--- START Extract to read ---

UPDATE: New BP containment cap funnels 11,100 barrels daily while US officials warn combating oil to continue for months if not years.

Publish date: June 6, 2010

NEW YORK – A containment cap on the ruptured well in the Gulf of Mexico is now funnelling off 11,100 barrels of oil a day in BP’s newest effort to contain the spill in the Gulf of Mexico, Coast Guard Adm. Thad Allen announced in televised remarks from the White House Monday shortly before he met with the Obama Administration.

Allen, the US Federal government’s point man on the cleanup efforts, however, warned that recovering from the volcano-like eruption of the spill would take years.

“Dealing with the oil spill on the surface is going to go on for a couple of months. After that it’ll be taken care of,” Allen said in response to a reporter’s question at televised White House briefing. “I agree with you, long-term issues of restoring the environment and the habitats and stuff will be years.”
The total amount of crude being collected from the ruptured undersea well responsible for the disaster increased Sunday to roughly 466,000 gallons — or 11,100 barrels – according to estimates from BP and Allen. Allen said Monday that 120 miles of coastline have been affected by oil.
is also looking at bringing larger production vessels in, create a more permanent connection that can be disconnected easily in case we have a hurricane or bad weather later on in the hurricane season,” Allen noted. “And we’ll continue to optimize the production out of the well to contain it.”

The estimates for the total amount of oil that has leaked since the spill have begun vary widely from 20 million to 45 million gallons as two teams from the US Geological Survey, each using different methods, try to settle on a concrete number.

Four of the five states on the Gulf of Mexico have so far been directly affected by the spill – Louisiana, Mississippi, Alabama and Florida.

Florida reports that tar balls – the usual forewarning for the arrival of actual oil – from the spill are reaching its northwest coast, and that sea and bird life coated in oil has started to turn up as far west of the spill as Texas – the one state the Gulf that has not reported tar balls or oil thus far.

Allen also said Monday during his briefing that he was not sure what the flow rate from the well currently is. He announced at the White House press conference with White House Spokesman Robert Gibbs, that BP will step up use of underwater dispersants – something that many have blamed for the formation of huge underwater oil plumes of oil.

--- END Extract to read ---
--- START Information provided ---

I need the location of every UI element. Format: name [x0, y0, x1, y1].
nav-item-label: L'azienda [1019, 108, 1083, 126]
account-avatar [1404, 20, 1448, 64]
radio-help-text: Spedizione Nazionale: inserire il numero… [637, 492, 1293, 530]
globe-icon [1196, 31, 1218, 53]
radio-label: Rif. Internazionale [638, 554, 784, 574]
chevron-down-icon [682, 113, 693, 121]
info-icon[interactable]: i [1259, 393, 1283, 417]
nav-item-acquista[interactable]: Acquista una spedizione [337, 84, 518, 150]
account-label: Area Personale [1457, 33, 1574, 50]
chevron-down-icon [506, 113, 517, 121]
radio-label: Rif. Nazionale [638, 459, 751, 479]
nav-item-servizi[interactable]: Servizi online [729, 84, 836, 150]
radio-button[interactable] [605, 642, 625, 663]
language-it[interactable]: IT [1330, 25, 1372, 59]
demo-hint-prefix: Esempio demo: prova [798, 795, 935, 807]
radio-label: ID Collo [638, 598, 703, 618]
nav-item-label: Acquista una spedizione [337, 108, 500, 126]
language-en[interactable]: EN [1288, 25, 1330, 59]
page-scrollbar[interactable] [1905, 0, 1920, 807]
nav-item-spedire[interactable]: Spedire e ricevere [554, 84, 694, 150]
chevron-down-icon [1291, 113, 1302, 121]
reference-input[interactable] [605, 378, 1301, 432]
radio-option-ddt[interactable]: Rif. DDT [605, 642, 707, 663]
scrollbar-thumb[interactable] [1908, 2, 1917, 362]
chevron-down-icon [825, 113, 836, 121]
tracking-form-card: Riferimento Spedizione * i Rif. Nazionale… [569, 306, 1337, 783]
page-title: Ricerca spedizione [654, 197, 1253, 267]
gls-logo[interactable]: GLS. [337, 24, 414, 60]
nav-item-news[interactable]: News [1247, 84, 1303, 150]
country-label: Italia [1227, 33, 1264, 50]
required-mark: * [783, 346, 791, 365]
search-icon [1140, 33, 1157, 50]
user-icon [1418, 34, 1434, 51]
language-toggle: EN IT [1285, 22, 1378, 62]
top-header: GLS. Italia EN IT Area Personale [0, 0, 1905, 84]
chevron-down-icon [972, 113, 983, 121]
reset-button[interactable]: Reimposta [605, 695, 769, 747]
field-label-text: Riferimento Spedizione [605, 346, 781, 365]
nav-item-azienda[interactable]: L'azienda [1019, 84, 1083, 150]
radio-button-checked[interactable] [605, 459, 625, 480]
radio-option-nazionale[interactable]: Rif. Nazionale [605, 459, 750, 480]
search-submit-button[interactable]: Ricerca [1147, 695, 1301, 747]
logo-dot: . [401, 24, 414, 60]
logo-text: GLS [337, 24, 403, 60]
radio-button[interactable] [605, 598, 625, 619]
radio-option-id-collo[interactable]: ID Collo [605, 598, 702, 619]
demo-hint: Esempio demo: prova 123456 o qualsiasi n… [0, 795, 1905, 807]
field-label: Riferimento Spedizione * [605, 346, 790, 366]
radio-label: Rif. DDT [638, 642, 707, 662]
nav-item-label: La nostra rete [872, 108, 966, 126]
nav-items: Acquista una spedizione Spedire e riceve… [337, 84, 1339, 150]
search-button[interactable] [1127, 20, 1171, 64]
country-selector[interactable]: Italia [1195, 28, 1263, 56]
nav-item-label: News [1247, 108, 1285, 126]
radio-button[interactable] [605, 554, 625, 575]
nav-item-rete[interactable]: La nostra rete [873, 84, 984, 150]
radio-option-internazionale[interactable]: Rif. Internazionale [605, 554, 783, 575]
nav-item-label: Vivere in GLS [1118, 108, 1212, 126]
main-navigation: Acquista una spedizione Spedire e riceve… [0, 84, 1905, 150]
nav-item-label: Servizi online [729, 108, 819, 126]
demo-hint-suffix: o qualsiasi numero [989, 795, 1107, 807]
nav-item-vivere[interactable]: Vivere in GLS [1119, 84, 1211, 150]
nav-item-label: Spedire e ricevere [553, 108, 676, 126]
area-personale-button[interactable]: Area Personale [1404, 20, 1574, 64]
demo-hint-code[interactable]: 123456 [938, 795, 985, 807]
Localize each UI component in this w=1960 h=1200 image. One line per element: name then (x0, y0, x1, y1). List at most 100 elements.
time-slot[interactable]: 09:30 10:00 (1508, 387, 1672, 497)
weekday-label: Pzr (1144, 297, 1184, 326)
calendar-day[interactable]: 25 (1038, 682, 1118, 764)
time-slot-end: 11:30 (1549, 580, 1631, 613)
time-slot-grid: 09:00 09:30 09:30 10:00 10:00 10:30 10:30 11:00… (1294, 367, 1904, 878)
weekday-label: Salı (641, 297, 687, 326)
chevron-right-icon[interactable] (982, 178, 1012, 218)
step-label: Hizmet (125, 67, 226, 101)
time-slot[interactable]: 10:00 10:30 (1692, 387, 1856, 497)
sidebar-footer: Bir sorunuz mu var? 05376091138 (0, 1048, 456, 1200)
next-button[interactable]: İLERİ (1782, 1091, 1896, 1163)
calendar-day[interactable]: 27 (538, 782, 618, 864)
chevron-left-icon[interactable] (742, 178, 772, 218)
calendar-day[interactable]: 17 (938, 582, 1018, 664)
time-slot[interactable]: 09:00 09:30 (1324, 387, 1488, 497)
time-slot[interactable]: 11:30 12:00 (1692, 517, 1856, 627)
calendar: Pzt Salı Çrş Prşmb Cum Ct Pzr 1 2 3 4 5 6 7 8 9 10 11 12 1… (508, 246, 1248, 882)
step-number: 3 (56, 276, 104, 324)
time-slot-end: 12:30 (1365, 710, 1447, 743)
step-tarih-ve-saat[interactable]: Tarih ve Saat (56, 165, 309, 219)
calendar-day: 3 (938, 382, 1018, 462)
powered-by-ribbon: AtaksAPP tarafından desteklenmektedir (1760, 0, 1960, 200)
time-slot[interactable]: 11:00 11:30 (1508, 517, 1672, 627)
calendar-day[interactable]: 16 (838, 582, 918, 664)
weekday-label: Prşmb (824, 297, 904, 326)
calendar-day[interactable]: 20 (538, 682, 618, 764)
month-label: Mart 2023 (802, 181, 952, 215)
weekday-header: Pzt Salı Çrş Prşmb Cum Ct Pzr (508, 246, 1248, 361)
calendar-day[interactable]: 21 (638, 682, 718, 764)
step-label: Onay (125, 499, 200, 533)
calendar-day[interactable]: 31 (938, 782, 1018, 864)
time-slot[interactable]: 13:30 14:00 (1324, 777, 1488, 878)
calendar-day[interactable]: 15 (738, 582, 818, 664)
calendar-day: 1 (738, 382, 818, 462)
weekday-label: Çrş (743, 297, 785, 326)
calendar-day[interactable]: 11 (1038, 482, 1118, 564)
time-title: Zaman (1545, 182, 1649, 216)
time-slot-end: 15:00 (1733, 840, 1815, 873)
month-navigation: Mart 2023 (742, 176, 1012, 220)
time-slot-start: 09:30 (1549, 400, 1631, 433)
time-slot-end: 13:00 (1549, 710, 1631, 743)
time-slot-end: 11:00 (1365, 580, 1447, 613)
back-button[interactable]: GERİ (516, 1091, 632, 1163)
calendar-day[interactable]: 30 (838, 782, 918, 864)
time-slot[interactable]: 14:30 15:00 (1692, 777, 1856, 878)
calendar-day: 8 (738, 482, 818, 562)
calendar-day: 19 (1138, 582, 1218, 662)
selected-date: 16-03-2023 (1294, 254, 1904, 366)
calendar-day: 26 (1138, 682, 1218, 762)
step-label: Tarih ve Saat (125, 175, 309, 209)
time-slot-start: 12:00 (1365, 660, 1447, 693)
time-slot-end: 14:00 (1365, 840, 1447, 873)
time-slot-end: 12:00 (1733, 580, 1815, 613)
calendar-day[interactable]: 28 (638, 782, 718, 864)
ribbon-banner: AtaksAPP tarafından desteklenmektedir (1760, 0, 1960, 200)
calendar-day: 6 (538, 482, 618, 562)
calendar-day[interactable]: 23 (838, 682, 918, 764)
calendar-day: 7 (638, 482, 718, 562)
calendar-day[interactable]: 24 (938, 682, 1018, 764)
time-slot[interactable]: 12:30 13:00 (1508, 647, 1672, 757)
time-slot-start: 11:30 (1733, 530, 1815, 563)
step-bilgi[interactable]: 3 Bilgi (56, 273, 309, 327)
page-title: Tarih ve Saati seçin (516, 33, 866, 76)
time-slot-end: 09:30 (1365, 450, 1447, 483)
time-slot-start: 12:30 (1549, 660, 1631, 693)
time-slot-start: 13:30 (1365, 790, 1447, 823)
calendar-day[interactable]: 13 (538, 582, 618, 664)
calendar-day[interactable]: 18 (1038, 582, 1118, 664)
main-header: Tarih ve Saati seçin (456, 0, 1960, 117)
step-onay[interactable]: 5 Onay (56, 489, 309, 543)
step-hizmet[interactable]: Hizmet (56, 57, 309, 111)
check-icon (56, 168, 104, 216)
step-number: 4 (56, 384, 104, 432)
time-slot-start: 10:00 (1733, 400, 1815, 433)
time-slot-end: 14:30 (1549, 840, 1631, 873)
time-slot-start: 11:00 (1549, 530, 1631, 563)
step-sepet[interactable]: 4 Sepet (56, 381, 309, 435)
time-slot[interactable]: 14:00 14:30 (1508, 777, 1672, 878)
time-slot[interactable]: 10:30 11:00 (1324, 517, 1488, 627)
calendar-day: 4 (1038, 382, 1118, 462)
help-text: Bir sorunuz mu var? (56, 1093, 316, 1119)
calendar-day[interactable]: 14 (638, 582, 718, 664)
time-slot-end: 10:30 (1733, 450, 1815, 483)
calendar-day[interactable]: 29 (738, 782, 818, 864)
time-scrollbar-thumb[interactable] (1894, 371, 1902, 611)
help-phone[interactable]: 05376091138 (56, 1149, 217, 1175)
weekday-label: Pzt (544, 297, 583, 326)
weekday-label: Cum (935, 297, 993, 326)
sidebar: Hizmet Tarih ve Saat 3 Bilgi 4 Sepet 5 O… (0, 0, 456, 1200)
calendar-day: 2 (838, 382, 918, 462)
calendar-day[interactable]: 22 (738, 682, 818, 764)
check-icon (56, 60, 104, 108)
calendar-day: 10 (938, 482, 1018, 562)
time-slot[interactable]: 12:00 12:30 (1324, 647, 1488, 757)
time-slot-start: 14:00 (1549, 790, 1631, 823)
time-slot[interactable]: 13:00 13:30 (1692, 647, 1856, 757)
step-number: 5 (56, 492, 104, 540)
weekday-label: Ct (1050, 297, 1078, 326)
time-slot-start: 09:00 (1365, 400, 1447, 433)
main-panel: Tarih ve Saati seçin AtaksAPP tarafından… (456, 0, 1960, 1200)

--- END Information provided ---

▶ [Complete the following]:
**A)** Reproduce everything in the oil spill article from "Four of the" down to "plumes of oil.".
**B)** List the states that the oil spill article says have been directly affected by the spill so far.
**C)** According to the oil spill article, how many miles of coastline did Allen say had been affected by oil?

▶ [Results of the exercise]:
**A)**
Four of the five states on the Gulf of Mexico have so far been directly affected by the spill – Louisiana, Mississippi, Alabama and Florida.

Florida reports that tar balls – the usual forewarning for the arrival of actual oil – from the spill are reaching its northwest coast, and that sea and bird life coated in oil has started to turn up as far west of the spill as Texas – the one state the Gulf that has not reported tar balls or oil thus far.

Allen also said Monday during his briefing that he was not sure what the flow rate from the well currently is. He announced at the White House press conference with White House Spokesman Robert Gibbs, that BP will step up use of underwater dispersants – something that many have blamed for the formation of huge underwater oil plumes of oil.

**B)** Louisiana, Mississippi, Alabama, Florida

**C)** 120 miles